### SET TASKS
1. In the forum post about mowing after overseeding, retype the passage between "I overseeded my" and "them of sunlight.", inclusive.
2. In the forum post about mowing after overseeding, what kind of mower will the poster use?
3. Check each statement against the forum post about mowing after overseeding and answer yes or no, quoting the words that decide it: (a) The poster bought the house a year ago. (b) The poster aerated only the bare spots of the lawn. (c) The bare spots have not yet germinated.

# start of PASSAGE PROVIDED

# Mowing After Overseeding - Mulch or Bag?



## Wheely34 (Apr 15, 2019)

I overseeded my lawn two and a half weeks ago. Bought the house a year ago and the lawn was very neglected; bare spots, very compacted. So I mowed, aerated the entire lawn, threw down some good top soil on the bare spots, seeded entire lawn, starter fertilizer, and have been diligent with the watering (in part because we'vegotten a lot of rain this Spring in the northeast). Bare spots have definitely germinated, but as expected, the rest of the lawn is very thick and grass is about 5-6 inches long. I'd like to mow it because I'm afraid the grass is getting so long that it will soon overshadow the new growth in the bare spots and starve them of sunlight.

I'll be mowing with a push mower. My question is, at this point, do I bag the clippings, or run the mower without a bag?

# end of PASSAGE PROVIDED
# start of ENTRIES SUPPLIED

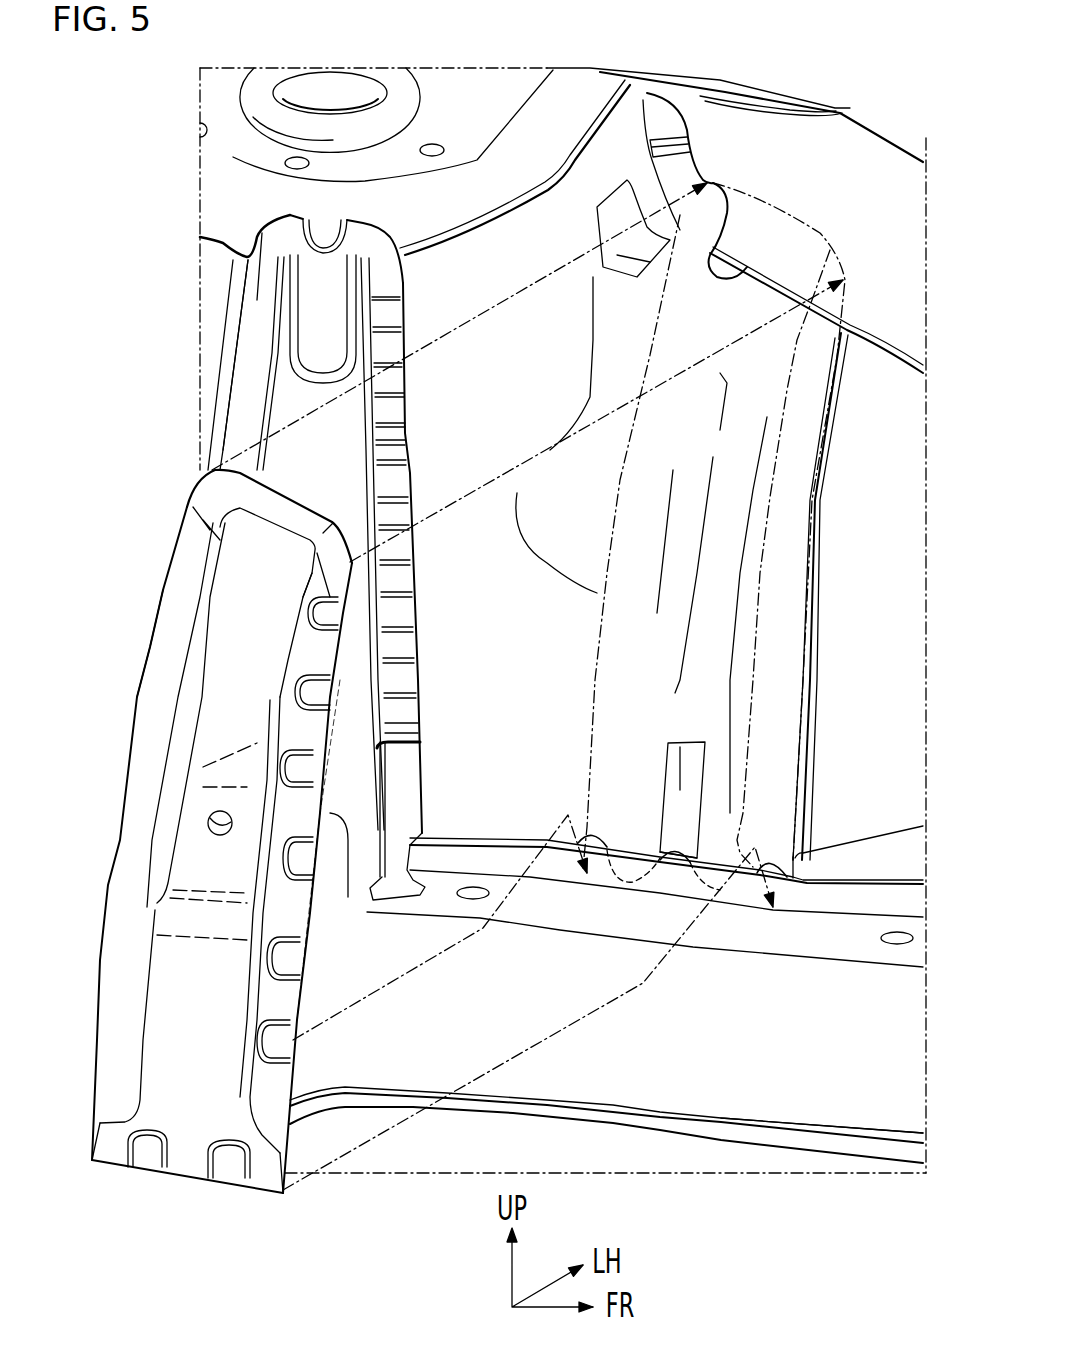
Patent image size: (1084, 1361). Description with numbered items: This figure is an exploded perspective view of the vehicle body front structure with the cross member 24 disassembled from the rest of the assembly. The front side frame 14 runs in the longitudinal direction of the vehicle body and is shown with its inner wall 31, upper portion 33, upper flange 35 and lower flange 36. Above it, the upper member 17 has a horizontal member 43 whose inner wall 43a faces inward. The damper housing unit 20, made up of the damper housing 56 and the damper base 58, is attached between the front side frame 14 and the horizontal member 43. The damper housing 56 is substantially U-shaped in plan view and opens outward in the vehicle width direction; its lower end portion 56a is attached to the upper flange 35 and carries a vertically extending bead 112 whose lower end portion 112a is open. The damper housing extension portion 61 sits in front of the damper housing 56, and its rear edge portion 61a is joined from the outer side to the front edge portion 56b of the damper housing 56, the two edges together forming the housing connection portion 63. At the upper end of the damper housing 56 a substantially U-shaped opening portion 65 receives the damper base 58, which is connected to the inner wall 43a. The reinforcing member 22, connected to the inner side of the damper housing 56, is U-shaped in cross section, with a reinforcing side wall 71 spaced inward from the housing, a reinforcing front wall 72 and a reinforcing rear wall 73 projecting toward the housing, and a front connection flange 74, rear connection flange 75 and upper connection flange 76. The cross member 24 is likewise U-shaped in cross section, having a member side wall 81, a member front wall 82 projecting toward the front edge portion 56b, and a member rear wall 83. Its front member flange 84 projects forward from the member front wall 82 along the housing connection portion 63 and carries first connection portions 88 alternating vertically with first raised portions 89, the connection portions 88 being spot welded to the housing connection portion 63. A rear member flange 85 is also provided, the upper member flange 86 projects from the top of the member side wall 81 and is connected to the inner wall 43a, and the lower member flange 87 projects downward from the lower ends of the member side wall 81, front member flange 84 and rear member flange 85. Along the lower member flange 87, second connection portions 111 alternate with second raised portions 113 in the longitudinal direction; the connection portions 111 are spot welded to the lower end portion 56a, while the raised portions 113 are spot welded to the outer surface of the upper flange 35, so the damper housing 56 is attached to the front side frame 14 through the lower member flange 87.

The front side frame 14 is at (804, 1113).
The upper member 17 is at (698, 88).
The damper housing unit 20 is at (105, 80).
The reinforcing member 22 is at (347, 318).
The cross member 24 is at (112, 750).
The inner wall 31 is at (740, 1080).
The upper portion 33 is at (813, 938).
The upper flange 35 is at (888, 895).
The lower flange 36 is at (838, 1147).
The horizontal member 43 is at (813, 107).
The inner wall 43a is at (703, 125).
The damper housing 56 is at (200, 265).
The lower end portion 56a is at (633, 847).
The front edge portion 56b is at (790, 550).
The damper base 58 is at (230, 130).
The damper housing extension portion 61 is at (880, 463).
The rear edge portion 61a is at (773, 497).
The housing connection portion 63 is at (787, 633).
The opening portion 65 is at (448, 267).
The reinforcing side wall 71 is at (337, 423).
The reinforcing front wall 72 is at (333, 387).
The reinforcing rear wall 73 is at (273, 360).
The front connection flange 74 is at (400, 480).
The rear connection flange 75 is at (240, 417).
The upper connection flange 76 is at (360, 230).
The member side wall 81 is at (230, 660).
The member front wall 82 is at (330, 712).
The member rear wall 83 is at (163, 700).
The front member flange 84 is at (317, 807).
The rear member flange 85 is at (137, 833).
The upper member flange 86 is at (270, 503).
The lower member flange 87 is at (192, 1196).
The first connection portions 88 is at (323, 697).
The first raised portions 89 is at (317, 657).
The second connection portions 111 is at (148, 1160).
The bead 112 is at (680, 793).
The lower end portion 112a is at (680, 843).
The second raised portions 113 is at (103, 1137).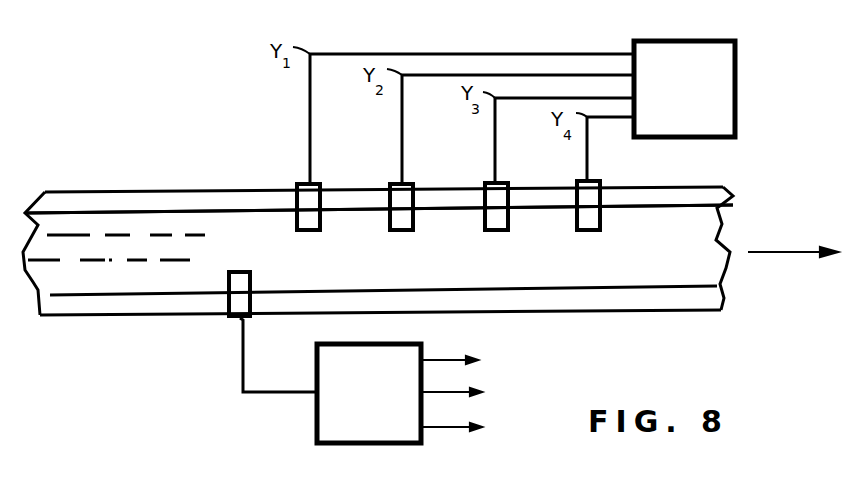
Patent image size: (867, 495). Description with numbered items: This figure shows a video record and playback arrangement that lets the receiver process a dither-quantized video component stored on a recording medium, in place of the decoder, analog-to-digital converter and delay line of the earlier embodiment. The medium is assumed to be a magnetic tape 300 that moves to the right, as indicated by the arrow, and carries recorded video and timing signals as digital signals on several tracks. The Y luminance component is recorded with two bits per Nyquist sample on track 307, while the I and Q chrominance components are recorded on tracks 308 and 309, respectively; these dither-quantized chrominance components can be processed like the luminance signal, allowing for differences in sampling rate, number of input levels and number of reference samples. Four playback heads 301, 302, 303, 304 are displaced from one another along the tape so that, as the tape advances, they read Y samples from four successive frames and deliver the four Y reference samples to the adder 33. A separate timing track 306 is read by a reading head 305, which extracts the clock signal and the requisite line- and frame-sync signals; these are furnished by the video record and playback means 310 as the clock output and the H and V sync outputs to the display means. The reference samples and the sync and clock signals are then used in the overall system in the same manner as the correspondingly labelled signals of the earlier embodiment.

The magnetic tape 300 is at (726, 186).
The playback head 301 is at (594, 201).
The playback head 302 is at (502, 203).
The playback head 303 is at (407, 204).
The playback head 304 is at (314, 204).
The reading head 305 is at (250, 318).
The timing track 306 is at (583, 288).
The track 307 is at (218, 212).
The track 308 is at (164, 237).
The track 309 is at (131, 262).
The video record and playback means 310 is at (335, 405).
The adder 33 is at (655, 65).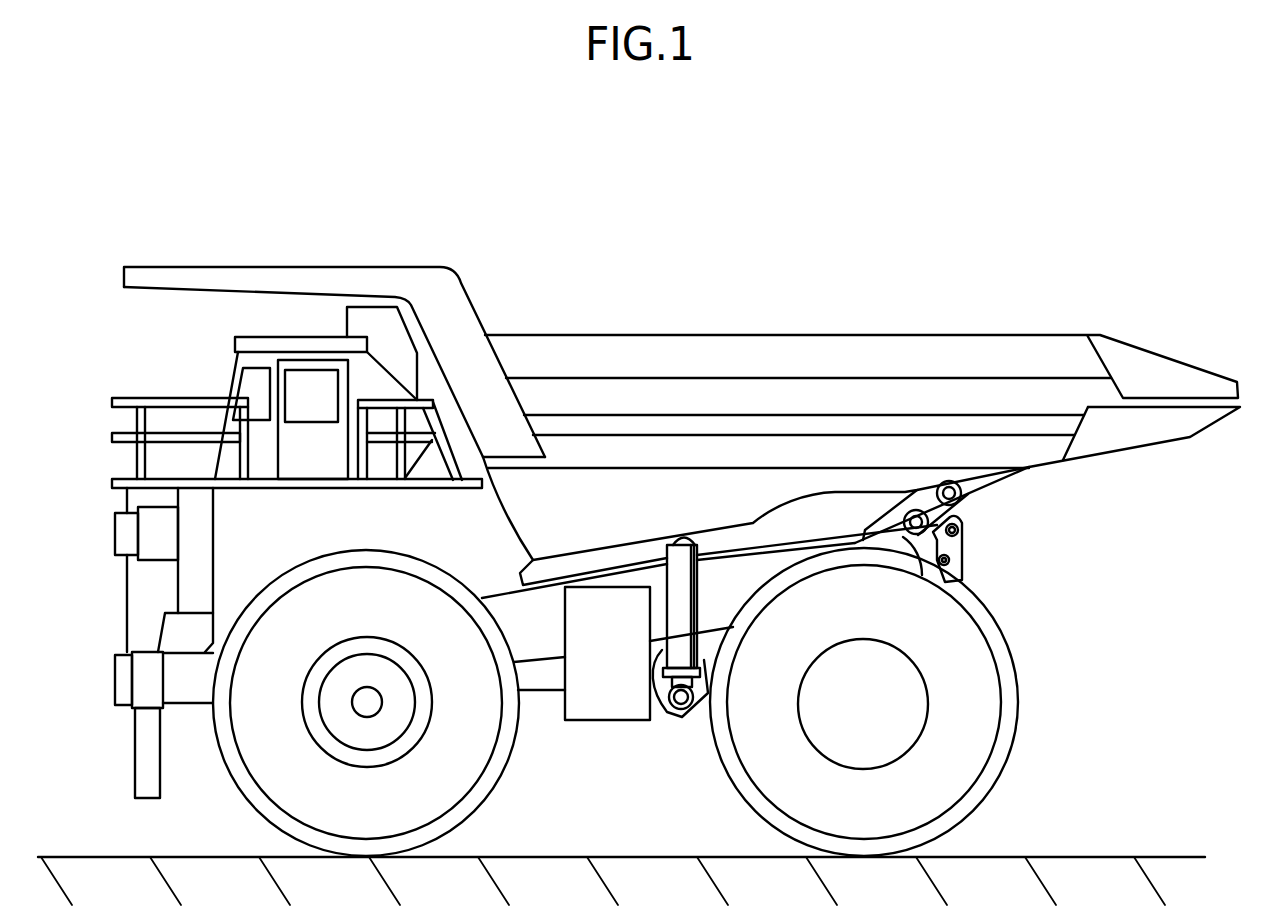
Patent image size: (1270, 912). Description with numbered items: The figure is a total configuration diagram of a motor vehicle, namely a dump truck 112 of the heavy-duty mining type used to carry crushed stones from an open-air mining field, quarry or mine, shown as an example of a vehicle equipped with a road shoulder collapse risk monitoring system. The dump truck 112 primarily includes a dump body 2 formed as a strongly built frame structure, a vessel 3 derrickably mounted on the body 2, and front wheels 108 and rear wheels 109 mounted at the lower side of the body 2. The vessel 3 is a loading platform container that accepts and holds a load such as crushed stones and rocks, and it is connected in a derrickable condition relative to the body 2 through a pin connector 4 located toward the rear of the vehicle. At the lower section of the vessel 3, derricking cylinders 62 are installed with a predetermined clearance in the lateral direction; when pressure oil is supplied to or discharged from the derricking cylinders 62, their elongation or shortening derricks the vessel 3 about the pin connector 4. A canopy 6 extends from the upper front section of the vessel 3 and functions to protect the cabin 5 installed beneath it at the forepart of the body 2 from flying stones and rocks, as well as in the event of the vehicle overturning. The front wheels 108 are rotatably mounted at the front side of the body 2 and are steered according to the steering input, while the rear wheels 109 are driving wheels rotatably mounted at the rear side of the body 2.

The dump truck 112 is at (630, 284).
The dump body 2 is at (228, 575).
The vessel 3 is at (775, 349).
The pin connector 4 is at (961, 495).
The cabin 5 is at (237, 368).
The canopy 6 is at (291, 265).
The derricking cylinder 62 is at (663, 707).
The front wheel 108 is at (249, 805).
The rear wheel 109 is at (1013, 653).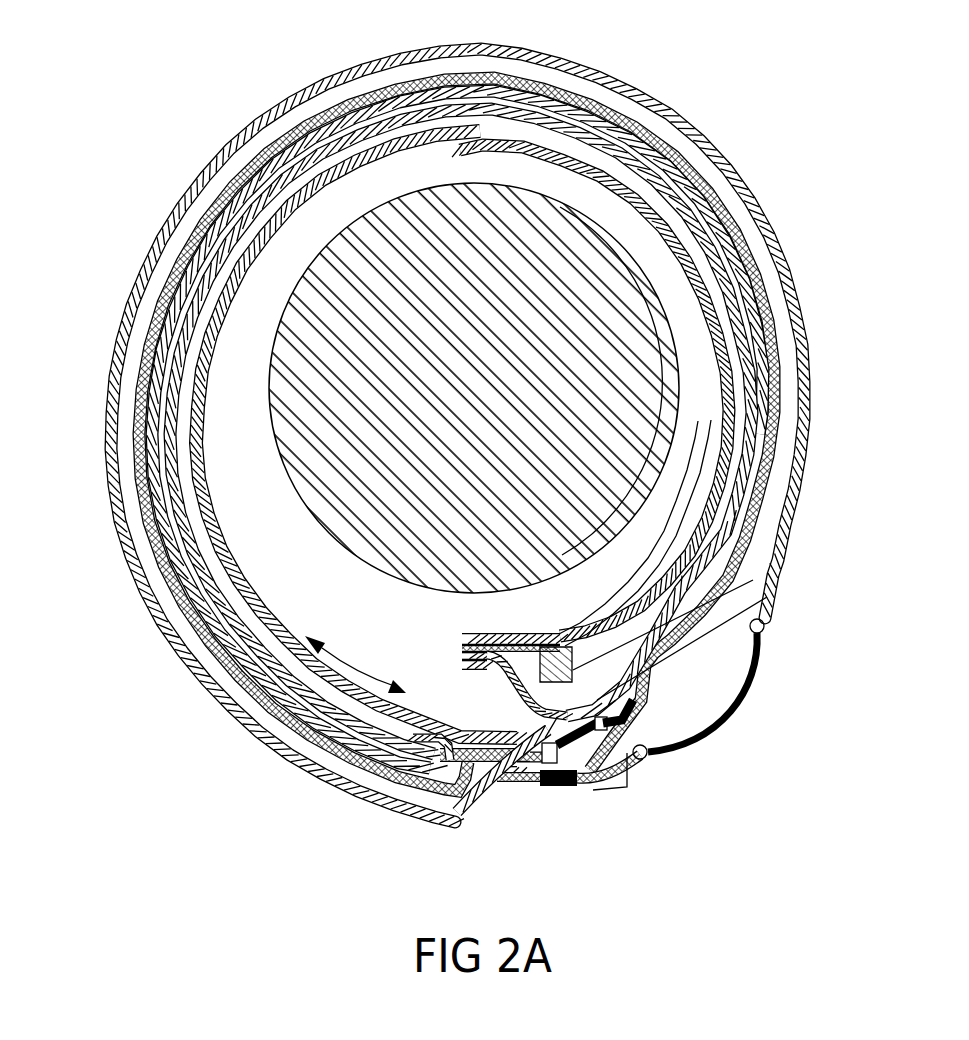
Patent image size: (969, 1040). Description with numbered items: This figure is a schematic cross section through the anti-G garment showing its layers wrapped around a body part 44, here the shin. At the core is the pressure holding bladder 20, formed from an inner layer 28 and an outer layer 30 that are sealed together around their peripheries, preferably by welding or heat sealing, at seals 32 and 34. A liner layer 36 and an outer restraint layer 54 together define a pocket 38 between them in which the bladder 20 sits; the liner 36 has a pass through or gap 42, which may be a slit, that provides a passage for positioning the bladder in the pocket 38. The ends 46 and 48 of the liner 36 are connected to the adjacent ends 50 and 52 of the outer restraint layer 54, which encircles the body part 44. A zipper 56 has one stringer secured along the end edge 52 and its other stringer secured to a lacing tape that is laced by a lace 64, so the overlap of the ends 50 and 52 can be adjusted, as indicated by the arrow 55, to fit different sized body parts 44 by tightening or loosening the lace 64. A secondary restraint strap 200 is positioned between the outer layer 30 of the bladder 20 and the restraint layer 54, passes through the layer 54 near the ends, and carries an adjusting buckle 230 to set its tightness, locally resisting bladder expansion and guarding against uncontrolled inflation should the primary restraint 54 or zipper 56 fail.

The pressure holding bladder 20 is at (423, 414).
The inner layer 28 is at (175, 452).
The outer layer 30 is at (160, 365).
The seal 32 is at (413, 757).
The seal 34 is at (637, 687).
The liner layer 36 is at (587, 173).
The pocket 38 is at (690, 232).
The pass through 42 is at (500, 118).
The body part 44 is at (607, 258).
The end of liner 46 is at (464, 632).
The end of liner 48 is at (500, 735).
The end of outer restraint layer 50 is at (482, 638).
The end of outer restraint layer 52 is at (500, 772).
The outer restraint layer 54 is at (312, 97).
The arrow 55 is at (355, 664).
The zipper 56 is at (572, 806).
The lace 64 is at (753, 672).
The secondary restraint strap 200 is at (238, 185).
The adjusting buckle 230 is at (590, 752).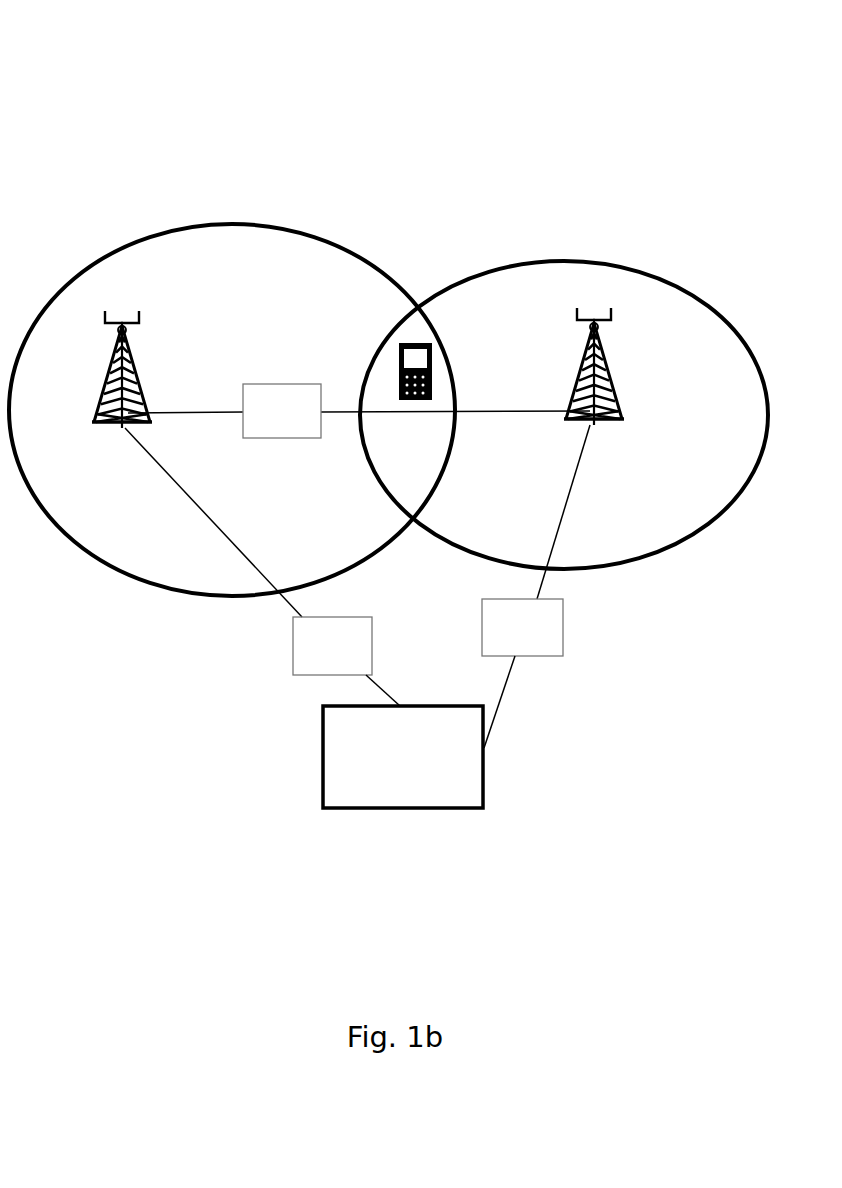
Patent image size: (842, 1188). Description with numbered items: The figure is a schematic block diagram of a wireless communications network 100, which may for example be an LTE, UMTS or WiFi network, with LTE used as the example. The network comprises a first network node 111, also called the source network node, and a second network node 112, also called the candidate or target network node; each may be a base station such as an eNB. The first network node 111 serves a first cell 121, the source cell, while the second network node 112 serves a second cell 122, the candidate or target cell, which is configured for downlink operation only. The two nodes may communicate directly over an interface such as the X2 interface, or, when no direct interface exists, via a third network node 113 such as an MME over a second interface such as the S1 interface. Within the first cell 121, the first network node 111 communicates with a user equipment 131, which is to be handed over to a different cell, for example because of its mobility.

The wireless communications network 100 is at (242, 115).
The first network node 111 is at (606, 348).
The second network node 112 is at (104, 324).
The third network node 113 is at (482, 760).
The first cell 121 is at (457, 550).
The second cell 122 is at (92, 553).
The user equipment 131 is at (421, 343).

# end of ENTRIES SUPPLIED

### THE RESULTS
1.
I overseeded my lawn two and a half weeks ago. Bought the house a year ago and the lawn was very neglected; bare spots, very compacted. So I mowed, aerated the entire lawn, threw down some good top soil on the bare spots, seeded entire lawn, starter fertilizer, and have been diligent with the watering (in part because we'vegotten a lot of rain this Spring in the northeast). Bare spots have definitely germinated, but as expected, the rest of the lawn is very thick and grass is about 5-6 inches long. I'd like to mow it because I'm afraid the grass is getting so long that it will soon overshadow the new growth in the bare spots and starve them of sunlight.

2. A push mower.

3.
(a) Yes: "Bought the house a year ago"
(b) No: "aerated the entire lawn"
(c) No: "Bare spots have definitely germinated"